▶ **PROVIDED RECORDS**:
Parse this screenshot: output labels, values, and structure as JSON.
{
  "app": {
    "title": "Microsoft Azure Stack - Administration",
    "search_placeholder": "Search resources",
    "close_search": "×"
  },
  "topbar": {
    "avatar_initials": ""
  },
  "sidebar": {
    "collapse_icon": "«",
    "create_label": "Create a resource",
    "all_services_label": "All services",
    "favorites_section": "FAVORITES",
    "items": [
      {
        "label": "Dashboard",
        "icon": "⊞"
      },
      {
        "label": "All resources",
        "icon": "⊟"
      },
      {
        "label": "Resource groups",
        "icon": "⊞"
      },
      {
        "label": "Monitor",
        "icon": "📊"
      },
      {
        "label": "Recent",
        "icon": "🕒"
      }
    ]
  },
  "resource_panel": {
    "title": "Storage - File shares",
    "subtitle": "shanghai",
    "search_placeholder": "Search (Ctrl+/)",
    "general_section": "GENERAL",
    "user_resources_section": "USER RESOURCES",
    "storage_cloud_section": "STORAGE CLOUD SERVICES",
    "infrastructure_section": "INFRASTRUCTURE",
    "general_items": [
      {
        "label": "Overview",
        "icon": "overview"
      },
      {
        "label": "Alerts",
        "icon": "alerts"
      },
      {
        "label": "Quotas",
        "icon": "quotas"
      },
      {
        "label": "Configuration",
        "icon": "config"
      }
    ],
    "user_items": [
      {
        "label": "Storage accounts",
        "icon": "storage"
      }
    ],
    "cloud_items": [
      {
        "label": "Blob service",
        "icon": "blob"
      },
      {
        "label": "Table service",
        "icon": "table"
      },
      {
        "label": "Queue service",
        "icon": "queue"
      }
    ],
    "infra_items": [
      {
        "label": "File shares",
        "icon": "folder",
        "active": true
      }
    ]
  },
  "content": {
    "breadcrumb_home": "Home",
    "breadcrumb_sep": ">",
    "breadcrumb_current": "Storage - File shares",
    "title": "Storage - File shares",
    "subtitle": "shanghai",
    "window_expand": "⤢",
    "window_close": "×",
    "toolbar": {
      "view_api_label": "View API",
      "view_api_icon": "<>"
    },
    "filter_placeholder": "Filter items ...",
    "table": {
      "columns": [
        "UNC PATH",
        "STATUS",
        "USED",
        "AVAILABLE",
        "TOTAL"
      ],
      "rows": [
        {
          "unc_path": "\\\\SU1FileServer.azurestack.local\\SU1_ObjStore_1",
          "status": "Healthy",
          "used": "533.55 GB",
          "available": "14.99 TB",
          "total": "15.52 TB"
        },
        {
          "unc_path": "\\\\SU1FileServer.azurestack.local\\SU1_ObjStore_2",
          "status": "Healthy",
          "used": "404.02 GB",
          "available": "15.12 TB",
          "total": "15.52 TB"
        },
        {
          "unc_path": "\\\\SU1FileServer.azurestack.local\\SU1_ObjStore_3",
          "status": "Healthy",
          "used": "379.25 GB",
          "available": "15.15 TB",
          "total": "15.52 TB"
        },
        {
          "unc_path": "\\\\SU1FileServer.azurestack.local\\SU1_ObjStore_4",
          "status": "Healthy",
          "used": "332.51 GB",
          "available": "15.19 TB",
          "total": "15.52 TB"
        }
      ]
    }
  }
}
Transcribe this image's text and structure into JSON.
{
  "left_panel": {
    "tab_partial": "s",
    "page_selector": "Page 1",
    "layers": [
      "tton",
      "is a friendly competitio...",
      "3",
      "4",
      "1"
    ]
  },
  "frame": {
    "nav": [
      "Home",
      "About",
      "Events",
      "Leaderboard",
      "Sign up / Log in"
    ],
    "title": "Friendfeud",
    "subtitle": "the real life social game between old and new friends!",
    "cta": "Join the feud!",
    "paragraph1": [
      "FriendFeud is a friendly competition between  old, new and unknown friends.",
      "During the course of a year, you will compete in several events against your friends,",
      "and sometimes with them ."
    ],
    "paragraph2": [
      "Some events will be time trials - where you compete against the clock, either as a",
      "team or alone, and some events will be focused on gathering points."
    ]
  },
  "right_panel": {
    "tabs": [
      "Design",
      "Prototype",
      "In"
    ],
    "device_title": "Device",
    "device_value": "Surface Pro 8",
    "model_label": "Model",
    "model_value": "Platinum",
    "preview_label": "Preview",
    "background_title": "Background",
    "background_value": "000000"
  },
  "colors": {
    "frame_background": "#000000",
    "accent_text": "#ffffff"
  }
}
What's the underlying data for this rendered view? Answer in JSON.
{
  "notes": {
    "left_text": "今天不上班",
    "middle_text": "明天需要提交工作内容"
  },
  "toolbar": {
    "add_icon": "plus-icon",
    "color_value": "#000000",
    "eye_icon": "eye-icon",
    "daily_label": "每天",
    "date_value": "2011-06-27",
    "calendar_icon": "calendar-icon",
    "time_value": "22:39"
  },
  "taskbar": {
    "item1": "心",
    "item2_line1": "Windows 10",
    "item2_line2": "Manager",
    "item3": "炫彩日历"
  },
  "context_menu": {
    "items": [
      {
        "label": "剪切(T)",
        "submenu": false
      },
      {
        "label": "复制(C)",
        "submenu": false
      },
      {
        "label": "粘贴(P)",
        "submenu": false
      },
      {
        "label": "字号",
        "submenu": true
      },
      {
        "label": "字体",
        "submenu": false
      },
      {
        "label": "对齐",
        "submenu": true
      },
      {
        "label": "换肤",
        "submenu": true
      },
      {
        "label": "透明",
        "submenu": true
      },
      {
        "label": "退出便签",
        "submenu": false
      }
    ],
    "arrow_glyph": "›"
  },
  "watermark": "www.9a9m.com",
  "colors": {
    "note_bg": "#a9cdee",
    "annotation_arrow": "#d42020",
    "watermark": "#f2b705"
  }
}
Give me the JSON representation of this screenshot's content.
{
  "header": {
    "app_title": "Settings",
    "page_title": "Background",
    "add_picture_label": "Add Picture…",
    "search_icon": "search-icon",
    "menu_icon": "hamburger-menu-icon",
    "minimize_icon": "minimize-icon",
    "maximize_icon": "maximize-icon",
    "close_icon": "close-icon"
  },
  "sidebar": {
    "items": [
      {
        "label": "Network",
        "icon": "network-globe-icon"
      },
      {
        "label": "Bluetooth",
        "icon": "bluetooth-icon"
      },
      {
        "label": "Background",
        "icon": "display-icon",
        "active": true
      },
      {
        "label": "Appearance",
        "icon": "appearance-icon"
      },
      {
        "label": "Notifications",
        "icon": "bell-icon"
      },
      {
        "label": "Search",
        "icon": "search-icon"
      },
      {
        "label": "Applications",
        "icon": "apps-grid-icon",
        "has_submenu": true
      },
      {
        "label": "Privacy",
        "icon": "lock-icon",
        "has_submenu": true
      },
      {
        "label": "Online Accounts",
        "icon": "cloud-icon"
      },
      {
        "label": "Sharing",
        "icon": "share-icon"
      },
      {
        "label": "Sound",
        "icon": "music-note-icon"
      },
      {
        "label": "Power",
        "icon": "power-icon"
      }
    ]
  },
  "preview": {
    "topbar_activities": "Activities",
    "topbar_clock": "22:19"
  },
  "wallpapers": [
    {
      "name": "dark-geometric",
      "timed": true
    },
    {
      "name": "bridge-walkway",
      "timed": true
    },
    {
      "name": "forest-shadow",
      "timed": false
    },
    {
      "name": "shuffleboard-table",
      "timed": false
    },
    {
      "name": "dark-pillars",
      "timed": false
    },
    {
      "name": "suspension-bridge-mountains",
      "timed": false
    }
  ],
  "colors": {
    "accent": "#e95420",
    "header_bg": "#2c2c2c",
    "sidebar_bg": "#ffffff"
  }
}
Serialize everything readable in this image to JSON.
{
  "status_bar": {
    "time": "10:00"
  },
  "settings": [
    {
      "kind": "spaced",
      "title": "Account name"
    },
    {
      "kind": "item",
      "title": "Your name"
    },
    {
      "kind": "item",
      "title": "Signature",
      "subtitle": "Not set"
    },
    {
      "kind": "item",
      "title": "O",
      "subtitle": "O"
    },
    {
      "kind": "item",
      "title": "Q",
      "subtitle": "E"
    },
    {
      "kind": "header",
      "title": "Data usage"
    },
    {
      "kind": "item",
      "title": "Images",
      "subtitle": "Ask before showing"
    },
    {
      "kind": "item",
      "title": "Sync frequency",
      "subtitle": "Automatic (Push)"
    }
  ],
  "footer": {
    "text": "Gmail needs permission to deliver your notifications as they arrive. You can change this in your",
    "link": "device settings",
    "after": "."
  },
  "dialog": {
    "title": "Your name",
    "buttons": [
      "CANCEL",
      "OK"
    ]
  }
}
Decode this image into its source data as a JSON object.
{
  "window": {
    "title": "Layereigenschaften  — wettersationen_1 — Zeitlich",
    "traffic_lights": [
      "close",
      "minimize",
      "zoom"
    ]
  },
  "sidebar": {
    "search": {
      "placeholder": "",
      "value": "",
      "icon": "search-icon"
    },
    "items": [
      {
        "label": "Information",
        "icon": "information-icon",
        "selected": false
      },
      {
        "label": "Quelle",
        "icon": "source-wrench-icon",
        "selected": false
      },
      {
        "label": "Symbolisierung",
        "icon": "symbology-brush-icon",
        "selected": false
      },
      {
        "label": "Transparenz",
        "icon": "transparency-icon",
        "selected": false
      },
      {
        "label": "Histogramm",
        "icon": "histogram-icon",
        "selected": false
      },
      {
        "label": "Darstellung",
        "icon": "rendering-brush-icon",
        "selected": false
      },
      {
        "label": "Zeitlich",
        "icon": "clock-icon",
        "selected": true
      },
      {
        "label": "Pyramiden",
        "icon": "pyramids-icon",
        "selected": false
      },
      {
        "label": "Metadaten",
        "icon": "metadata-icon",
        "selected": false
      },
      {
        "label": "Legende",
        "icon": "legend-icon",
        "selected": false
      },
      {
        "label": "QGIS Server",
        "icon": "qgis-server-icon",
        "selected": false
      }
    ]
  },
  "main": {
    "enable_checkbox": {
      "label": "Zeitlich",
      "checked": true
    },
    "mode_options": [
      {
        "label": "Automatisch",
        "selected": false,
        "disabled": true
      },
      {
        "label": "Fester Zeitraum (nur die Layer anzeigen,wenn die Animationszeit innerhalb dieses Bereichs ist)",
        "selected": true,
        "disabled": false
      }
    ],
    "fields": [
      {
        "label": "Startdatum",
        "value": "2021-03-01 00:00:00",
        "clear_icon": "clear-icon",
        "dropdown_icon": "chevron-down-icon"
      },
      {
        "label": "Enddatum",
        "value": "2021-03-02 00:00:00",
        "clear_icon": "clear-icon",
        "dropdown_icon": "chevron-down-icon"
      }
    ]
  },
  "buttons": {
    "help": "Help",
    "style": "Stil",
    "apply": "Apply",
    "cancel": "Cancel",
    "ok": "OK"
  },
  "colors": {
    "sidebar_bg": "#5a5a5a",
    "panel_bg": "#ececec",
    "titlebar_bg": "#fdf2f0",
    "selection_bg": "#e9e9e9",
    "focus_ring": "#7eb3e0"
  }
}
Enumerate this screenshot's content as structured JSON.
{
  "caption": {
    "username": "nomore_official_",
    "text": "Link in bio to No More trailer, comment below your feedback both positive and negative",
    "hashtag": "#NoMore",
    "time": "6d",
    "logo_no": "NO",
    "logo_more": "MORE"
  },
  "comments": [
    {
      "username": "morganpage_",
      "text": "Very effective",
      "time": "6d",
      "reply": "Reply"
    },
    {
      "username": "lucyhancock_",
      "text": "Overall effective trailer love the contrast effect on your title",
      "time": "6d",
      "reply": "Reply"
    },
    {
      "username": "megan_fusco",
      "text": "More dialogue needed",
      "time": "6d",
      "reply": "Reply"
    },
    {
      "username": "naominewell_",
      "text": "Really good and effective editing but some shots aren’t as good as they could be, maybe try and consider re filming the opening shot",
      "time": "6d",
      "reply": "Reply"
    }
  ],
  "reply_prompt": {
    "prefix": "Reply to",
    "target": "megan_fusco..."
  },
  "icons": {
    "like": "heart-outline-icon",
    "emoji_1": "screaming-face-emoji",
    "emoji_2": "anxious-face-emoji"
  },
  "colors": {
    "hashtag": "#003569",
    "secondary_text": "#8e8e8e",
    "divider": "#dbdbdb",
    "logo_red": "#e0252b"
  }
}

▶ **GIVEN TASK**: Select every line where the word "brush" occurs.

▶ **SOLUTION TO THE EXERCISE**:
        "icon": "symbology-brush-icon",
        "icon": "rendering-brush-icon",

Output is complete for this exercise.